> _Task objective_: Each line that follows should be printed again exactly as it stands.
start Input for this task
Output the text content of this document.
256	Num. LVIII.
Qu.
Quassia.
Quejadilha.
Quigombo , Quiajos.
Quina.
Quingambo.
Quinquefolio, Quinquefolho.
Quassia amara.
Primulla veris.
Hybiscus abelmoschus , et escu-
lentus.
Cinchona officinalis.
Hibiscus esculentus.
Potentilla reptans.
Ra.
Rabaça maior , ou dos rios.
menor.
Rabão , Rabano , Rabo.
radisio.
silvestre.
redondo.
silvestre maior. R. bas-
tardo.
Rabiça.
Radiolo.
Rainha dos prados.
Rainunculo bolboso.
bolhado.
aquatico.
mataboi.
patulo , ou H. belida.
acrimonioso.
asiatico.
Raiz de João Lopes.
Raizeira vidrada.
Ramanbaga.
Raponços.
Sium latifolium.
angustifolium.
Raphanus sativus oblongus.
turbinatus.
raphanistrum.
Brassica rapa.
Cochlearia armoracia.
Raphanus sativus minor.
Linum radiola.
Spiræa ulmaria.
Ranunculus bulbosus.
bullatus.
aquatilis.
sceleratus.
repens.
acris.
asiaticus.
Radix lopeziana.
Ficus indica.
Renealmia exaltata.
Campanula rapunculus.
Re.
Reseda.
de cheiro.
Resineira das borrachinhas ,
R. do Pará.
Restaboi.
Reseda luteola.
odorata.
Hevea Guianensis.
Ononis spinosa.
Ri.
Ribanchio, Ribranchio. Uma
end Input for this task
> _Reply to the task_:
Output the text content of this document.
256	Num. LVIII.
Qu.
Quassia.
Quejadilha.
Quigombo , Quiajos.
Quina.
Quingambo.
Quinquefolio, Quinquefolho.
Quassia amara.
Primulla veris.
Hybiscus abelmoschus , et escu-
lentus.
Cinchona officinalis.
Hibiscus esculentus.
Potentilla reptans.
Ra.
Rabaça maior , ou dos rios.
menor.
Rabão , Rabano , Rabo.
radisio.
silvestre.
redondo.
silvestre maior. R. bas-
tardo.
Rabiça.
Radiolo.
Rainha dos prados.
Rainunculo bolboso.
bolhado.
aquatico.
mataboi.
patulo , ou H. belida.
acrimonioso.
asiatico.
Raiz de João Lopes.
Raizeira vidrada.
Ramanbaga.
Raponços.
Sium latifolium.
angustifolium.
Raphanus sativus oblongus.
turbinatus.
raphanistrum.
Brassica rapa.
Cochlearia armoracia.
Raphanus sativus minor.
Linum radiola.
Spiræa ulmaria.
Ranunculus bulbosus.
bullatus.
aquatilis.
sceleratus.
repens.
acris.
asiaticus.
Radix lopeziana.
Ficus indica.
Renealmia exaltata.
Campanula rapunculus.
Re.
Reseda.
de cheiro.
Resineira das borrachinhas ,
R. do Pará.
Restaboi.
Reseda luteola.
odorata.
Hevea Guianensis.
Ononis spinosa.
Ri.
Ribanchio, Ribranchio. Uma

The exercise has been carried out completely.